> [REQUIREMENT]
Write down every entry below once more, exactly.

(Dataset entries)

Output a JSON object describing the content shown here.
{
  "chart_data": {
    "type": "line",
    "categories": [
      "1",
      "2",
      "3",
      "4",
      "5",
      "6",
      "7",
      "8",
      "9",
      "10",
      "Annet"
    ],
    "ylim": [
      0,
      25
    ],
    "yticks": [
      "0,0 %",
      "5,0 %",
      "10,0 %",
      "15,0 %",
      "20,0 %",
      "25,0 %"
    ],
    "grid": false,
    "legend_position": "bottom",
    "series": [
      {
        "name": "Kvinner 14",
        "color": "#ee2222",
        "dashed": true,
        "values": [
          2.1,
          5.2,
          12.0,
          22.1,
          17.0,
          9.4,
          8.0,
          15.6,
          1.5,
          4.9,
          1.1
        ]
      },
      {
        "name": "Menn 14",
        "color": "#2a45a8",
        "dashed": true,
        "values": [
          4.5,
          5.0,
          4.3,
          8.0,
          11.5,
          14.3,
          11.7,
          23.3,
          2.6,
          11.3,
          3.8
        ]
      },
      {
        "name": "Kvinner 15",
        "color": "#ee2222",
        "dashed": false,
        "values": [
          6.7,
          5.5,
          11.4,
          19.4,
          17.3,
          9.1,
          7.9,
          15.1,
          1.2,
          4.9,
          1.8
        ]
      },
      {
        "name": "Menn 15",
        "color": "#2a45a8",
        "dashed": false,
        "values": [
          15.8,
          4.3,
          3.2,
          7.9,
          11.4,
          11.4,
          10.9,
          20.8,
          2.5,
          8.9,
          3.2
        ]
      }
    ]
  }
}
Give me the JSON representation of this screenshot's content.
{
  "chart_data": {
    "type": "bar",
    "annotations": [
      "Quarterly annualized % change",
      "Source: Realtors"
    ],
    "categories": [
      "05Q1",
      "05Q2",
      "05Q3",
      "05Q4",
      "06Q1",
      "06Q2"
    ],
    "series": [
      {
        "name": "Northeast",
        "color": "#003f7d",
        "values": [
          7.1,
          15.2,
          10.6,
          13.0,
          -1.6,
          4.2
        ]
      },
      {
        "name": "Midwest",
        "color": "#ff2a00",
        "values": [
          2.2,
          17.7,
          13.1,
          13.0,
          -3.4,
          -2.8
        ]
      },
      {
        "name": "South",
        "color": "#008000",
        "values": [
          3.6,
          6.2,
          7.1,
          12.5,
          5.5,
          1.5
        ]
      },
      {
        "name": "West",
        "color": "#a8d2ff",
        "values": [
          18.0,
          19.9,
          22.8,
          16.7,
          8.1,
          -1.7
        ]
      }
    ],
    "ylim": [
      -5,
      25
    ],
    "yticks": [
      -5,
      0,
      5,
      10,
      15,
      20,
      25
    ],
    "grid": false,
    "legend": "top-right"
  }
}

> [EXERCISE RESULT]
Output a JSON object describing the content shown here.
{
  "chart_data": {
    "type": "line",
    "categories": [
      "1",
      "2",
      "3",
      "4",
      "5",
      "6",
      "7",
      "8",
      "9",
      "10",
      "Annet"
    ],
    "ylim": [
      0,
      25
    ],
    "yticks": [
      "0,0 %",
      "5,0 %",
      "10,0 %",
      "15,0 %",
      "20,0 %",
      "25,0 %"
    ],
    "grid": false,
    "legend_position": "bottom",
    "series": [
      {
        "name": "Kvinner 14",
        "color": "#ee2222",
        "dashed": true,
        "values": [
          2.1,
          5.2,
          12.0,
          22.1,
          17.0,
          9.4,
          8.0,
          15.6,
          1.5,
          4.9,
          1.1
        ]
      },
      {
        "name": "Menn 14",
        "color": "#2a45a8",
        "dashed": true,
        "values": [
          4.5,
          5.0,
          4.3,
          8.0,
          11.5,
          14.3,
          11.7,
          23.3,
          2.6,
          11.3,
          3.8
        ]
      },
      {
        "name": "Kvinner 15",
        "color": "#ee2222",
        "dashed": false,
        "values": [
          6.7,
          5.5,
          11.4,
          19.4,
          17.3,
          9.1,
          7.9,
          15.1,
          1.2,
          4.9,
          1.8
        ]
      },
      {
        "name": "Menn 15",
        "color": "#2a45a8",
        "dashed": false,
        "values": [
          15.8,
          4.3,
          3.2,
          7.9,
          11.4,
          11.4,
          10.9,
          20.8,
          2.5,
          8.9,
          3.2
        ]
      }
    ]
  }
}
Give me the JSON representation of this screenshot's content.
{
  "chart_data": {
    "type": "bar",
    "annotations": [
      "Quarterly annualized % change",
      "Source: Realtors"
    ],
    "categories": [
      "05Q1",
      "05Q2",
      "05Q3",
      "05Q4",
      "06Q1",
      "06Q2"
    ],
    "series": [
      {
        "name": "Northeast",
        "color": "#003f7d",
        "values": [
          7.1,
          15.2,
          10.6,
          13.0,
          -1.6,
          4.2
        ]
      },
      {
        "name": "Midwest",
        "color": "#ff2a00",
        "values": [
          2.2,
          17.7,
          13.1,
          13.0,
          -3.4,
          -2.8
        ]
      },
      {
        "name": "South",
        "color": "#008000",
        "values": [
          3.6,
          6.2,
          7.1,
          12.5,
          5.5,
          1.5
        ]
      },
      {
        "name": "West",
        "color": "#a8d2ff",
        "values": [
          18.0,
          19.9,
          22.8,
          16.7,
          8.1,
          -1.7
        ]
      }
    ],
    "ylim": [
      -5,
      25
    ],
    "yticks": [
      -5,
      0,
      5,
      10,
      15,
      20,
      25
    ],
    "grid": false,
    "legend": "top-right"
  }
}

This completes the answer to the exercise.